***** Records shown

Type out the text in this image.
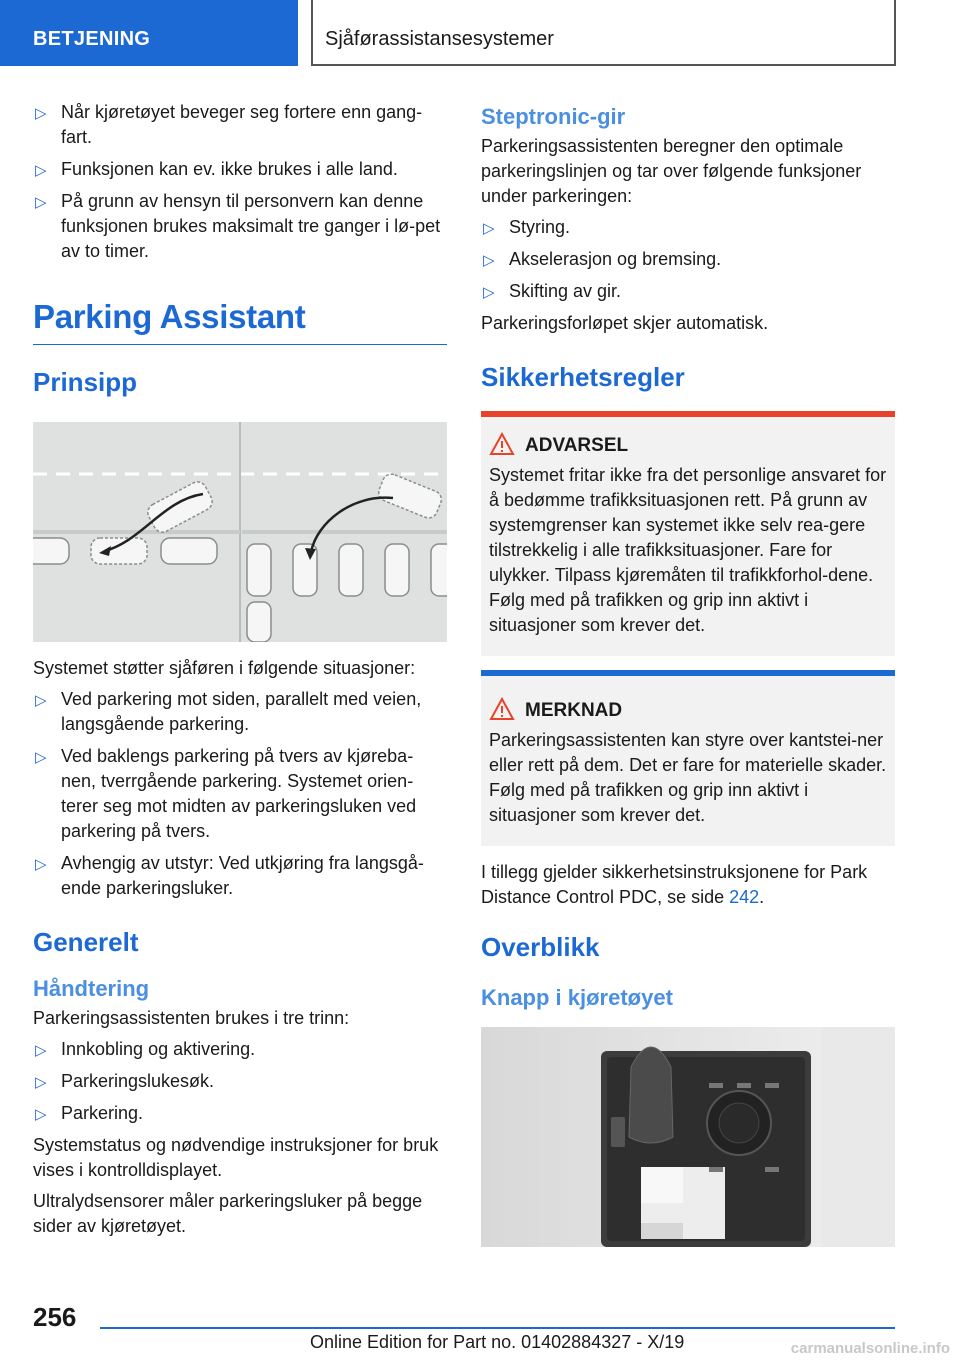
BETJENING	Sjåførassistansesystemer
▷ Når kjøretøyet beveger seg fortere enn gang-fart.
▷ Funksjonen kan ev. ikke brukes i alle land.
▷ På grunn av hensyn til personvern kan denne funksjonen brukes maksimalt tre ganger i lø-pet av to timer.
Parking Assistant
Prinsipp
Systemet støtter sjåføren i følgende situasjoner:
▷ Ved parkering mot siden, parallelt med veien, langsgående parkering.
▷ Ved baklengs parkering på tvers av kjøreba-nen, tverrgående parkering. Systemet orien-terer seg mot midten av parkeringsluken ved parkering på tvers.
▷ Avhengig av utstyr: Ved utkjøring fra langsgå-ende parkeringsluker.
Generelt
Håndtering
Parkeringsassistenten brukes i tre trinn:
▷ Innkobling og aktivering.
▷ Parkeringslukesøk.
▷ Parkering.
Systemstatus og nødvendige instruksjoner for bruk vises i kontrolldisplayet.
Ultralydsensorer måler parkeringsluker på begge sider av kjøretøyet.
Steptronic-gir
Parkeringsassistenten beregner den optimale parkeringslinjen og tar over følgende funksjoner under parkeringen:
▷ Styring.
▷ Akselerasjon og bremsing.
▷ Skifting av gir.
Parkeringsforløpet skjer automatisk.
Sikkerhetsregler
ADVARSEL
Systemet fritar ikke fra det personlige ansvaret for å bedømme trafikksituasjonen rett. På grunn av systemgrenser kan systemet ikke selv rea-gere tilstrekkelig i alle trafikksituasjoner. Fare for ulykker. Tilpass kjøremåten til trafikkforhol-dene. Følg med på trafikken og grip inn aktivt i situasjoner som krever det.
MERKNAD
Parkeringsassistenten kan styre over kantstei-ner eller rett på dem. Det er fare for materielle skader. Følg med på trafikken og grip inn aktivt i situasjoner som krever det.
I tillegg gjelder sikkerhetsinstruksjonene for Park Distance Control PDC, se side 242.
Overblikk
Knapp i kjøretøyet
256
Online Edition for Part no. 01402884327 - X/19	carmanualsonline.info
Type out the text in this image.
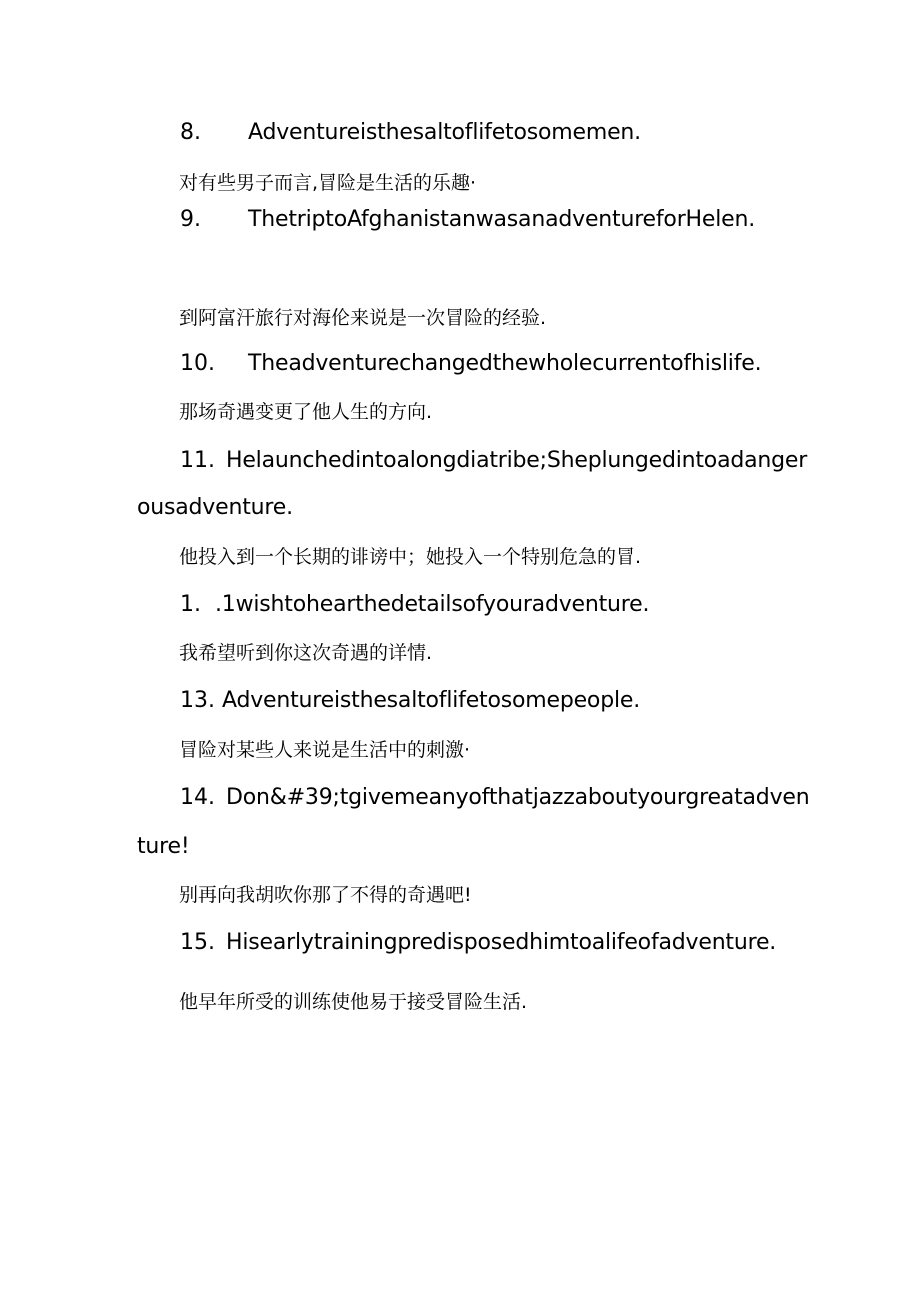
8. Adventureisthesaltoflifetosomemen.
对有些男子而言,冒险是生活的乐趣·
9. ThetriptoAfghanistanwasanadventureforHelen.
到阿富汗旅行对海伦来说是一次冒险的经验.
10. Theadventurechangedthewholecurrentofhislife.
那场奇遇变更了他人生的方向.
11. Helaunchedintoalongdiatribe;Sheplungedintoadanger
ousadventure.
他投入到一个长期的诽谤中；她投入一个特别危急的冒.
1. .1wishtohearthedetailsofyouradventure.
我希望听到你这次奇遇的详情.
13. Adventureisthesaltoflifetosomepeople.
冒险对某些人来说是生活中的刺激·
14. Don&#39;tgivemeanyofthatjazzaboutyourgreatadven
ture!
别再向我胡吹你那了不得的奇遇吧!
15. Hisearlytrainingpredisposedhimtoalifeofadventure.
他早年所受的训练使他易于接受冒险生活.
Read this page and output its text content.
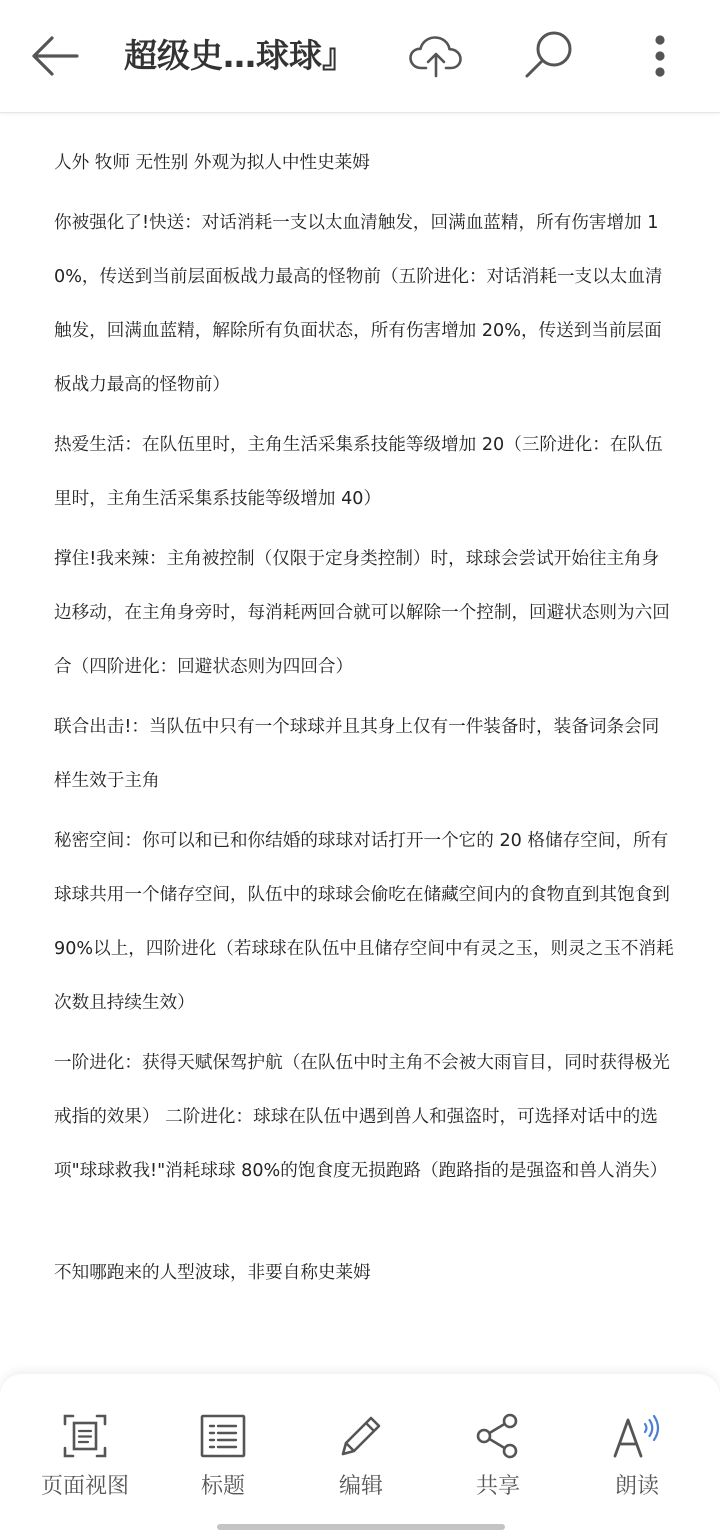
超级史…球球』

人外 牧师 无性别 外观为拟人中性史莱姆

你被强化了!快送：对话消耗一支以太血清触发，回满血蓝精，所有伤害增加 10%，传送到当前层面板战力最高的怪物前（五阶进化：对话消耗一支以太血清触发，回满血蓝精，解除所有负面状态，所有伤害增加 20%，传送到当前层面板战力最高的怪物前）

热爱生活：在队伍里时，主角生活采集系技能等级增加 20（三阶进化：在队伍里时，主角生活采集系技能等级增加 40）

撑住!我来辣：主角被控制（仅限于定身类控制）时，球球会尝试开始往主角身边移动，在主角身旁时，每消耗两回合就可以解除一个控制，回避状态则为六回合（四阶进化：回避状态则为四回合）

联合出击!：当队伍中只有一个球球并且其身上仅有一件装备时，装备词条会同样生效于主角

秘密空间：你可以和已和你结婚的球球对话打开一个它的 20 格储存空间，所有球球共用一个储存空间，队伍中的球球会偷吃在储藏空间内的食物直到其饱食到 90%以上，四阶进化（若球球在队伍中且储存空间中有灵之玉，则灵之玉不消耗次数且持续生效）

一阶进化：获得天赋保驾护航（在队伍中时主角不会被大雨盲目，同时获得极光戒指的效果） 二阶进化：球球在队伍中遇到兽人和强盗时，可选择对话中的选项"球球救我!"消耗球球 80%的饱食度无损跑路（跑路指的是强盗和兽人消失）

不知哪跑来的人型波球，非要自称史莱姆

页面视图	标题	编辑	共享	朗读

**********

- _Problem_: Give the count of lines containing "aktivt", with no added text.

- _Reply to the task_: 2